EXERCISE DESCRIPTION ▸
Using the listing below, please gather every line containing the word "water".

Saved data entries ▸
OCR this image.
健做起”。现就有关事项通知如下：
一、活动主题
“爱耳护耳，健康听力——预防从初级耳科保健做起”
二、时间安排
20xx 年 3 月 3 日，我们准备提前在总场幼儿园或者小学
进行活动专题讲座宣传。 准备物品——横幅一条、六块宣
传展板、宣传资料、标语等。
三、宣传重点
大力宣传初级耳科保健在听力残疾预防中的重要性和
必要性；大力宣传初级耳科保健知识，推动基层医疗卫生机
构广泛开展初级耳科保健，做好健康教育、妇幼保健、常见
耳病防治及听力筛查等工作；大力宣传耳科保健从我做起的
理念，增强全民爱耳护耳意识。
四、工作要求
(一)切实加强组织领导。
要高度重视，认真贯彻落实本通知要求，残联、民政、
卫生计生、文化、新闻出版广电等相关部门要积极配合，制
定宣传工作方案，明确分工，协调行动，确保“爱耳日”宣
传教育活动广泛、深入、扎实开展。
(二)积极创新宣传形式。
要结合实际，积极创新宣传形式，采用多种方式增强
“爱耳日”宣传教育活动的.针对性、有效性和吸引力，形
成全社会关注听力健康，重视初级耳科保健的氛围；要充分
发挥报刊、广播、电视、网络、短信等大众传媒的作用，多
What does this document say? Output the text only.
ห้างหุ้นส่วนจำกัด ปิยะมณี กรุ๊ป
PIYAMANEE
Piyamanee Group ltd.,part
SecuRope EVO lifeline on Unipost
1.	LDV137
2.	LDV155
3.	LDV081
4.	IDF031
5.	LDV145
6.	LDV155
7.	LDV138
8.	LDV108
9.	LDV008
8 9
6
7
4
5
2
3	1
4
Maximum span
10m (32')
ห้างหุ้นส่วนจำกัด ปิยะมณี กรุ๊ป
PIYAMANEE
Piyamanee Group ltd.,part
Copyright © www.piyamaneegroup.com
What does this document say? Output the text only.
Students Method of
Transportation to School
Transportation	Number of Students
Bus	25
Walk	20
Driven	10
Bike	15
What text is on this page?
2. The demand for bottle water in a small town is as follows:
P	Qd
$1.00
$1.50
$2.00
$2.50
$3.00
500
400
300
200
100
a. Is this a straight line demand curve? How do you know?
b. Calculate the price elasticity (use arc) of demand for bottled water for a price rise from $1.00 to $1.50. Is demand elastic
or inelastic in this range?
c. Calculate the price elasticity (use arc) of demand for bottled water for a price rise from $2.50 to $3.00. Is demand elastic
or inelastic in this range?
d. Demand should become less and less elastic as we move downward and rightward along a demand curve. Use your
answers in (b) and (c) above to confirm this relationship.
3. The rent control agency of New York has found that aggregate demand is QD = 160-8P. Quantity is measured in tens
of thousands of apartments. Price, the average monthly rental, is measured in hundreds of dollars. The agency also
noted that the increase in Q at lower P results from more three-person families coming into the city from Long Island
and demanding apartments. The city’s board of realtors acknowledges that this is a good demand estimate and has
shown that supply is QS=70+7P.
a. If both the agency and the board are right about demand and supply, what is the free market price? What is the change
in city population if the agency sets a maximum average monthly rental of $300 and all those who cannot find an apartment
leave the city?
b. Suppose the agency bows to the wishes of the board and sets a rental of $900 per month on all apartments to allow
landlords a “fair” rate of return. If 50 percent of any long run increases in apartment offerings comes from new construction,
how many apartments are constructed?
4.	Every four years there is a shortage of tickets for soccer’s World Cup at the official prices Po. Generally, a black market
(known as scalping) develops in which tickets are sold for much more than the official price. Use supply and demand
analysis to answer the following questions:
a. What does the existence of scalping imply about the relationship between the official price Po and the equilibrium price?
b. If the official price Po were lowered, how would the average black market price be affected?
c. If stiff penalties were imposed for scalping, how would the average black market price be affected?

RESPONSE BELOW ▸
2. The demand for bottle water in a small town is as follows:
b. Calculate the price elasticity (use arc) of demand for bottled water for a price rise from $1.00 to $1.50. Is demand elastic
c. Calculate the price elasticity (use arc) of demand for bottled water for a price rise from $2.50 to $3.00. Is demand elastic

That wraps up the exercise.